▶ **What you are asked to do**:
Identify each line below containing the string "Marinkie" and copy it.

========

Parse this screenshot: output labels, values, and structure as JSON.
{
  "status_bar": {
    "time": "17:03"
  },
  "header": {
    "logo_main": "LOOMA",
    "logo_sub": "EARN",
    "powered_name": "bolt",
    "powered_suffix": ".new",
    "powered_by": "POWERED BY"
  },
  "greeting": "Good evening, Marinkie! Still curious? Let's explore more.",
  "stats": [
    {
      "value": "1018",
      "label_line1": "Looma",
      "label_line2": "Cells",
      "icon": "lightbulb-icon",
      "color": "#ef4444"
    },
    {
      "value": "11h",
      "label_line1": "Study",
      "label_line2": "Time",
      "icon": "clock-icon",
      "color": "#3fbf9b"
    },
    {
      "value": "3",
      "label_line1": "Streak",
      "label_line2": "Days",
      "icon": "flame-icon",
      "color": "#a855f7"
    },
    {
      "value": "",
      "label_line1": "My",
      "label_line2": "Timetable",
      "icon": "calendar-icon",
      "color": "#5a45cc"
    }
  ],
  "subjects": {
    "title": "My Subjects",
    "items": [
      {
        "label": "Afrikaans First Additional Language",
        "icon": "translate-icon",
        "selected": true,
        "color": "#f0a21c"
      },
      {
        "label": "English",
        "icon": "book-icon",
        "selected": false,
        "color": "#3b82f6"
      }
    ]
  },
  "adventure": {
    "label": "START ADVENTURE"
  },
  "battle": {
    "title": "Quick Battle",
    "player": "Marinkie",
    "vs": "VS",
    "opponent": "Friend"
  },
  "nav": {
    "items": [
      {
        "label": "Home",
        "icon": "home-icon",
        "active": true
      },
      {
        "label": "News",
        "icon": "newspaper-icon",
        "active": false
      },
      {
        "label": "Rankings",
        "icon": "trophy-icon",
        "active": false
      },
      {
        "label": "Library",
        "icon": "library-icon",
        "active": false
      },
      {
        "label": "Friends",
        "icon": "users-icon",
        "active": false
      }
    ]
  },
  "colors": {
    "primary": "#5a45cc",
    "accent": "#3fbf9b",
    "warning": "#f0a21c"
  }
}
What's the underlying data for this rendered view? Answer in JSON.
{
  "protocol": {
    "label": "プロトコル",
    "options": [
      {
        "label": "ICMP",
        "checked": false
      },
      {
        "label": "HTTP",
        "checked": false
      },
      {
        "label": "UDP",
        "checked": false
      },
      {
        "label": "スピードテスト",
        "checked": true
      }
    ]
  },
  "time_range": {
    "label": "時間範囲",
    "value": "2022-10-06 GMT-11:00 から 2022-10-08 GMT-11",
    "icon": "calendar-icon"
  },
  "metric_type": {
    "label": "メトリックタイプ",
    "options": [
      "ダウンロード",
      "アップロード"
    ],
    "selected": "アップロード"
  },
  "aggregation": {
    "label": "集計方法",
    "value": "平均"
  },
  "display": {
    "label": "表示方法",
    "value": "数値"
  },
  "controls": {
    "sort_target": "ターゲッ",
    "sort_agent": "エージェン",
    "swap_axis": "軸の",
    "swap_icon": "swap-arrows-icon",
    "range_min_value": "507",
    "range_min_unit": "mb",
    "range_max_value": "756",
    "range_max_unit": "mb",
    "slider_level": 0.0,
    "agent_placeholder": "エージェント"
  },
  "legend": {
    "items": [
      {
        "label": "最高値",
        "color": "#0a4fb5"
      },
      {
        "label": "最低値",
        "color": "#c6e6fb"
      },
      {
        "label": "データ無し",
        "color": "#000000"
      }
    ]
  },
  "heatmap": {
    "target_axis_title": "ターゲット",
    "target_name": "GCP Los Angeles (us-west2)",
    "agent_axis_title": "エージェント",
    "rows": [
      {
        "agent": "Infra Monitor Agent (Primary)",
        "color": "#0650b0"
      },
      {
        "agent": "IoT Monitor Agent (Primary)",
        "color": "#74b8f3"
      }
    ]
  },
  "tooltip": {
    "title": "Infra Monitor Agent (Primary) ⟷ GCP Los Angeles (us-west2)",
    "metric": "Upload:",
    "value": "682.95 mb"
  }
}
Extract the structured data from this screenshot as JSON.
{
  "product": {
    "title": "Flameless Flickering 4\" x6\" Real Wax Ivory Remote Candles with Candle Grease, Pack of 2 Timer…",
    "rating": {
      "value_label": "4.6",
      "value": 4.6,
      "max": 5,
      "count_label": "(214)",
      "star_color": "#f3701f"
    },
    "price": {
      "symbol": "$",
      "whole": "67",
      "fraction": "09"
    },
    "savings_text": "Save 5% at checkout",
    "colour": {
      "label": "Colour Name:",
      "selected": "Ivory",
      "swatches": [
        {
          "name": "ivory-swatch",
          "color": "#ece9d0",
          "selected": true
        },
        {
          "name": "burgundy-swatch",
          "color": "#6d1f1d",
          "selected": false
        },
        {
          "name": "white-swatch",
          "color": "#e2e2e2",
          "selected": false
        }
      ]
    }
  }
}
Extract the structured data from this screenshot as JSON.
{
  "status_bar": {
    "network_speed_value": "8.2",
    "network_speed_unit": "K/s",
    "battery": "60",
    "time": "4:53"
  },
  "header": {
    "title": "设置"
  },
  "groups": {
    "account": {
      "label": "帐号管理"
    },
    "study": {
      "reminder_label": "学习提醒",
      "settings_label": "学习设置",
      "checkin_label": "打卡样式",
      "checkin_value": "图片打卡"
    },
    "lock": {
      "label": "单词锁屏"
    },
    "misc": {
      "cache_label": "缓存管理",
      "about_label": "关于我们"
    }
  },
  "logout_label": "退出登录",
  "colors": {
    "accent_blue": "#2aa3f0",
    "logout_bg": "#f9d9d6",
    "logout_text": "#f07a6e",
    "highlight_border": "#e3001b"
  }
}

========

▶ **Output of the exercise**:
  "greeting": "Good evening, Marinkie! Still curious? Let's explore more.",
    "player": "Marinkie",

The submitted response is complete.